▶ [Aim] Write out the entries again exactly as they are given.

▶ [Task material]
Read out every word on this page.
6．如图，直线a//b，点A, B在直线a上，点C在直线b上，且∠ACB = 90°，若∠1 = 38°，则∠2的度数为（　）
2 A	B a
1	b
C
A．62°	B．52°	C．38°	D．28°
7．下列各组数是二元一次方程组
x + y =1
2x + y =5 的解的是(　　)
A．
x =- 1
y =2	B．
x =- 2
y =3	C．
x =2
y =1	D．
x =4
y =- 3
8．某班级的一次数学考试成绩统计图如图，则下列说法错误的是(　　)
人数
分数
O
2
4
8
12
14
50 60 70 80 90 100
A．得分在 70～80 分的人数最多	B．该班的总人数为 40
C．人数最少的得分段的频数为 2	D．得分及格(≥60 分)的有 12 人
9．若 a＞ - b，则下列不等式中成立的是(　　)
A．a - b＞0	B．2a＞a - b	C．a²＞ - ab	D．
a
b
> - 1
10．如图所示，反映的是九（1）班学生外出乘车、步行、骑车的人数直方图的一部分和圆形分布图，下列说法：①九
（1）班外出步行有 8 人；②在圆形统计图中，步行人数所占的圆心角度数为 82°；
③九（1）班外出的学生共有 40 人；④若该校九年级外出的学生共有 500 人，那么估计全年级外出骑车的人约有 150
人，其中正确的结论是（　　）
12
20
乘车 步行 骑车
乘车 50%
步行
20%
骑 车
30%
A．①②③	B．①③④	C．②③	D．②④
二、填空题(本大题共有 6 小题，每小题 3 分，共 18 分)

▶ [Task output]
Read out every word on this page.
6．如图，直线a//b，点A, B在直线a上，点C在直线b上，且∠ACB = 90°，若∠1 = 38°，则∠2的度数为（　）
2 A	B a
1	b
C
A．62°	B．52°	C．38°	D．28°
7．下列各组数是二元一次方程组
x + y =1
2x + y =5 的解的是(　　)
A．
x =- 1
y =2	B．
x =- 2
y =3	C．
x =2
y =1	D．
x =4
y =- 3
8．某班级的一次数学考试成绩统计图如图，则下列说法错误的是(　　)
人数
分数
O
2
4
8
12
14
50 60 70 80 90 100
A．得分在 70～80 分的人数最多	B．该班的总人数为 40
C．人数最少的得分段的频数为 2	D．得分及格(≥60 分)的有 12 人
9．若 a＞ - b，则下列不等式中成立的是(　　)
A．a - b＞0	B．2a＞a - b	C．a²＞ - ab	D．
a
b
> - 1
10．如图所示，反映的是九（1）班学生外出乘车、步行、骑车的人数直方图的一部分和圆形分布图，下列说法：①九
（1）班外出步行有 8 人；②在圆形统计图中，步行人数所占的圆心角度数为 82°；
③九（1）班外出的学生共有 40 人；④若该校九年级外出的学生共有 500 人，那么估计全年级外出骑车的人约有 150
人，其中正确的结论是（　　）
12
20
乘车 步行 骑车
乘车 50%
步行
20%
骑 车
30%
A．①②③	B．①③④	C．②③	D．②④
二、填空题(本大题共有 6 小题，每小题 3 分，共 18 分)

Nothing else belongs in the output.